**** SUPPLIED DATA

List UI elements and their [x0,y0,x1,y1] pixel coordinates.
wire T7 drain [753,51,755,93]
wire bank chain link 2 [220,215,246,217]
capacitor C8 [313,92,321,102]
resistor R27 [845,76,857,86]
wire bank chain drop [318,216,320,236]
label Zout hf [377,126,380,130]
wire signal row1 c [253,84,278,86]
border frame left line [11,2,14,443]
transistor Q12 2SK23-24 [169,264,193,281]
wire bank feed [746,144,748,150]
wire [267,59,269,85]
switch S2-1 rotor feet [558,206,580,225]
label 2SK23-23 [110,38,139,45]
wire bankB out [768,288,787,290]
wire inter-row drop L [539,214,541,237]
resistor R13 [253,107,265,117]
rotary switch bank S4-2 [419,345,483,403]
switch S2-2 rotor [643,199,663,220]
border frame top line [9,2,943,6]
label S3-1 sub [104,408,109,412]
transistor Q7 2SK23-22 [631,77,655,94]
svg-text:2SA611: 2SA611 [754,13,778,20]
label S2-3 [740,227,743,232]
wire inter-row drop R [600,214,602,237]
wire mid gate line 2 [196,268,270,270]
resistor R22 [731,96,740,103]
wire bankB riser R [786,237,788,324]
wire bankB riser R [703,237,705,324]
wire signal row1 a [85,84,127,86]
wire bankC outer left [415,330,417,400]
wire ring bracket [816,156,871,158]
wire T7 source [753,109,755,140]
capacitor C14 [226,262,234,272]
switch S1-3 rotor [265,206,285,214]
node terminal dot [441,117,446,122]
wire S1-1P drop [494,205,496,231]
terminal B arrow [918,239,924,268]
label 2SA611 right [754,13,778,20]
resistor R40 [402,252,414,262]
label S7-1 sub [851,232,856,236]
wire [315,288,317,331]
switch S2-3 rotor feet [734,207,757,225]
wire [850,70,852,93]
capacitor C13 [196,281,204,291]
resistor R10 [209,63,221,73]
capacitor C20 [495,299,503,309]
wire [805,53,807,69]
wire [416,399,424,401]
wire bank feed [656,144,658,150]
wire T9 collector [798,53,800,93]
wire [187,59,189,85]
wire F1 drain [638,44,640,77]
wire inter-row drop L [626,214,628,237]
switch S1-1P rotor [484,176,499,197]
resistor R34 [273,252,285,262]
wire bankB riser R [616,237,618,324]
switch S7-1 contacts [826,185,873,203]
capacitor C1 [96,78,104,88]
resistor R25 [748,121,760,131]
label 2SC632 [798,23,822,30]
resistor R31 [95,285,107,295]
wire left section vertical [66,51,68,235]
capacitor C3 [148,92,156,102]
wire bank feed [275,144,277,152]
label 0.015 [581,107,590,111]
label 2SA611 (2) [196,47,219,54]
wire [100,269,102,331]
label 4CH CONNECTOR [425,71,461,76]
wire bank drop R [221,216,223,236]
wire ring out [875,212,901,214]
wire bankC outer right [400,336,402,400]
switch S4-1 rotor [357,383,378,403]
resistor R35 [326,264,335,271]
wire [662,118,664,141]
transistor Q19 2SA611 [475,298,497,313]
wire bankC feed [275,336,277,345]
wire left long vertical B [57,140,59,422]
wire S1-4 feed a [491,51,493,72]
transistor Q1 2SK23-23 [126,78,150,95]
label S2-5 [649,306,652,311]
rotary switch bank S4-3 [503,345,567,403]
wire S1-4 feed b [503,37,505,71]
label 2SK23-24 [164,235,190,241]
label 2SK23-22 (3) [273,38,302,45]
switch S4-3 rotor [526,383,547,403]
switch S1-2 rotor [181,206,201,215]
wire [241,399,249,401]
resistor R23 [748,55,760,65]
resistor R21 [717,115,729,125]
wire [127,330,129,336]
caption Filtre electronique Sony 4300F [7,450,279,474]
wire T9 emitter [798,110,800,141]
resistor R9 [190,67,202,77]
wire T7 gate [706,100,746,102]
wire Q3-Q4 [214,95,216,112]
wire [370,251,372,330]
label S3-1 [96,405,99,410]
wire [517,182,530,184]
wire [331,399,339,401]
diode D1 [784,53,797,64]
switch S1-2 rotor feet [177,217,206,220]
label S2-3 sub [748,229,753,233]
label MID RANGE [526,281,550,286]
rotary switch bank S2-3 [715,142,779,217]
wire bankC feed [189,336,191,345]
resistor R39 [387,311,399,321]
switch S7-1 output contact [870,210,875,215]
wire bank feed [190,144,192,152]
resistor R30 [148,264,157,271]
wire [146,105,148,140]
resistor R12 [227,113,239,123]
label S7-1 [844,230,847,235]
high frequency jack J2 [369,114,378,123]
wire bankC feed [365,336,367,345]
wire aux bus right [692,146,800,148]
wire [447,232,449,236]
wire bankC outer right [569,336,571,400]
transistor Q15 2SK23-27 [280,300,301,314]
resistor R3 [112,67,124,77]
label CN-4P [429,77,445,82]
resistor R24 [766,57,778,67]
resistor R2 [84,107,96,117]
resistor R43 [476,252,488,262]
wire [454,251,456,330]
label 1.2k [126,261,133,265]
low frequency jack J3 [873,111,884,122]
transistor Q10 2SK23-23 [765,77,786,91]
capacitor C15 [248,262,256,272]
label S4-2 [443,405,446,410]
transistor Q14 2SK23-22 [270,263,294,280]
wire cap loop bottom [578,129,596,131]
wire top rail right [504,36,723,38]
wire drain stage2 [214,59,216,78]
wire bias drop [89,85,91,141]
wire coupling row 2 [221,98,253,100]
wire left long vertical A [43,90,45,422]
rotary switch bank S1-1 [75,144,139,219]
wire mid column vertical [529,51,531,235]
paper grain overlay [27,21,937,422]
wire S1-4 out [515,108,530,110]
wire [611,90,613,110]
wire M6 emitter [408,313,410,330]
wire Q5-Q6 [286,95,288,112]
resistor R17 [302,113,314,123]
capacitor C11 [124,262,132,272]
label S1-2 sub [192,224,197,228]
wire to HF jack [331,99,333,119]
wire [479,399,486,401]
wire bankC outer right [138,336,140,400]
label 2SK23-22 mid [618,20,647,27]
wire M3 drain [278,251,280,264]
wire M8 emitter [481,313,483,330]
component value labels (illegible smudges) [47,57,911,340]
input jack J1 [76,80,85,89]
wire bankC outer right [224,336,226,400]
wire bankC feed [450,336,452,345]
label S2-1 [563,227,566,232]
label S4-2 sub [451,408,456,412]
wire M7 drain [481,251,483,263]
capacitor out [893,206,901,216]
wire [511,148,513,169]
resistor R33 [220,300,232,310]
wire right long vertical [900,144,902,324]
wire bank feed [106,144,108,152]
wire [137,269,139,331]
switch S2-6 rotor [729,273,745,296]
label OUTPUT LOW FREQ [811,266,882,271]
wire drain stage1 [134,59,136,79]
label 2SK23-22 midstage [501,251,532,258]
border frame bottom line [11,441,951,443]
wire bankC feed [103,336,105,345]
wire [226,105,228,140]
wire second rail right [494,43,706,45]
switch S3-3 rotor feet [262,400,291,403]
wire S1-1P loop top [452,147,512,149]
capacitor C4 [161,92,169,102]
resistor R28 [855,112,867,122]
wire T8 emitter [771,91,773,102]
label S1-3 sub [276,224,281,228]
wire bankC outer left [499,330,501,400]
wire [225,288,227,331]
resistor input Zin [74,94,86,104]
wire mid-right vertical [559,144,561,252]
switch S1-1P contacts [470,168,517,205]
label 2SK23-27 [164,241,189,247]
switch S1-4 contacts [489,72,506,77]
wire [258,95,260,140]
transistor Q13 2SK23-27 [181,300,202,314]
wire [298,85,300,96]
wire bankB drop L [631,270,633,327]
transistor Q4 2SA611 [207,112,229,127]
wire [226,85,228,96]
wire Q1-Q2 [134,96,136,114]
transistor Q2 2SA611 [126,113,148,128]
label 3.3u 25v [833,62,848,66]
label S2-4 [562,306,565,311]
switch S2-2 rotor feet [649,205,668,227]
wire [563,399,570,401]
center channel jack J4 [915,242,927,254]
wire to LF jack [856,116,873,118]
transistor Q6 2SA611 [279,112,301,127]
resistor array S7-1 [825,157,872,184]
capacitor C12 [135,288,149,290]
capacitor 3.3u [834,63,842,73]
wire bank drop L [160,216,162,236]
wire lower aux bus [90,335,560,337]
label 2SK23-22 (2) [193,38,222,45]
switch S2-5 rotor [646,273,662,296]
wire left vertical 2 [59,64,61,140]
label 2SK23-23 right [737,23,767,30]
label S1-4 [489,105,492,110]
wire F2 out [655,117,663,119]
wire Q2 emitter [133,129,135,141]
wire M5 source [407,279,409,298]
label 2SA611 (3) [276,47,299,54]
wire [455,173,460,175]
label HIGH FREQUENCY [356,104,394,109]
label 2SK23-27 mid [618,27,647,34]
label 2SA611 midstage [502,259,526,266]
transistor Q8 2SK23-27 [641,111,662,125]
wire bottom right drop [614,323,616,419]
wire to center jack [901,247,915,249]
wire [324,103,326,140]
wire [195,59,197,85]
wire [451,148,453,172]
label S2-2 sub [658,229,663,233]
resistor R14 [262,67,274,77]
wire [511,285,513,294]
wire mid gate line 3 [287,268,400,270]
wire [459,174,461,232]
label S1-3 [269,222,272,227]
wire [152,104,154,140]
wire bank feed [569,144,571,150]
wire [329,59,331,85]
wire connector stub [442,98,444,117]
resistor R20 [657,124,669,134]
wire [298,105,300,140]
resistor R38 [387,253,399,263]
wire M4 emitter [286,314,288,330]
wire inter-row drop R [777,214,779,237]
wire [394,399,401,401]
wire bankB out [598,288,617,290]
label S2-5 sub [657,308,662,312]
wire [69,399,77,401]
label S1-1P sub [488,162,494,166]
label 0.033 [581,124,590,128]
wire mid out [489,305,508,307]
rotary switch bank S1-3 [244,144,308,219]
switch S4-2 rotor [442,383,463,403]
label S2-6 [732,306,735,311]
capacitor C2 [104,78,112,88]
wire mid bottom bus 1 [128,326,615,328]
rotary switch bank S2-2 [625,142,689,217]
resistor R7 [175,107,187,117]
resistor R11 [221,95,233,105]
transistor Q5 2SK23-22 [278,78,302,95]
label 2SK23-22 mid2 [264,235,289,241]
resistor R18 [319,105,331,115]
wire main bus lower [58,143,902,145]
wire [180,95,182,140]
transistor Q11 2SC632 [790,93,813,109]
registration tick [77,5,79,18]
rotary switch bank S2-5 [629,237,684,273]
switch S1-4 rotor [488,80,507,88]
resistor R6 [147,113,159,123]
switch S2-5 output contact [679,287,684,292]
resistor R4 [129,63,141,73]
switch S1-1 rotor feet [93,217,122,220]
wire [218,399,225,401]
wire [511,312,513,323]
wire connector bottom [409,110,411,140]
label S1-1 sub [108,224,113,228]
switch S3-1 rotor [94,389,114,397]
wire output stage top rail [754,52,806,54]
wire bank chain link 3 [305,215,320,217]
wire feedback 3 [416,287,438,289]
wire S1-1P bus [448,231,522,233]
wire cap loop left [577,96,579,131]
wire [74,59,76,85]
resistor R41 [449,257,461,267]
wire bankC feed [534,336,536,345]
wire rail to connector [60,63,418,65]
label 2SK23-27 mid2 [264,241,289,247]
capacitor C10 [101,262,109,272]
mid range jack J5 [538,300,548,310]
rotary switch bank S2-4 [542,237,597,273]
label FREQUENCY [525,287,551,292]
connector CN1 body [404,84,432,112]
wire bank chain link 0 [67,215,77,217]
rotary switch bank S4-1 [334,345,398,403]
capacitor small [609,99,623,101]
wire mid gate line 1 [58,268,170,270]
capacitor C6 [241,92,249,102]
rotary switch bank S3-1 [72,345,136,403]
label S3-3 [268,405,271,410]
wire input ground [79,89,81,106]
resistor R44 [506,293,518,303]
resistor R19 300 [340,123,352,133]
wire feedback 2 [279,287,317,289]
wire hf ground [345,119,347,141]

********

→ DIRECTIONS FOR THIS TASK
Reproduce verbatim every line of the listing from its beginning through the line containing "border frame left line [11,2,14,443]", including that line.

→ FINISHED ANSWER
List UI elements and their [x0,y0,x1,y1] pixel coordinates.
wire T7 drain [753,51,755,93]
wire bank chain link 2 [220,215,246,217]
capacitor C8 [313,92,321,102]
resistor R27 [845,76,857,86]
wire bank chain drop [318,216,320,236]
label Zout hf [377,126,380,130]
wire signal row1 c [253,84,278,86]
border frame left line [11,2,14,443]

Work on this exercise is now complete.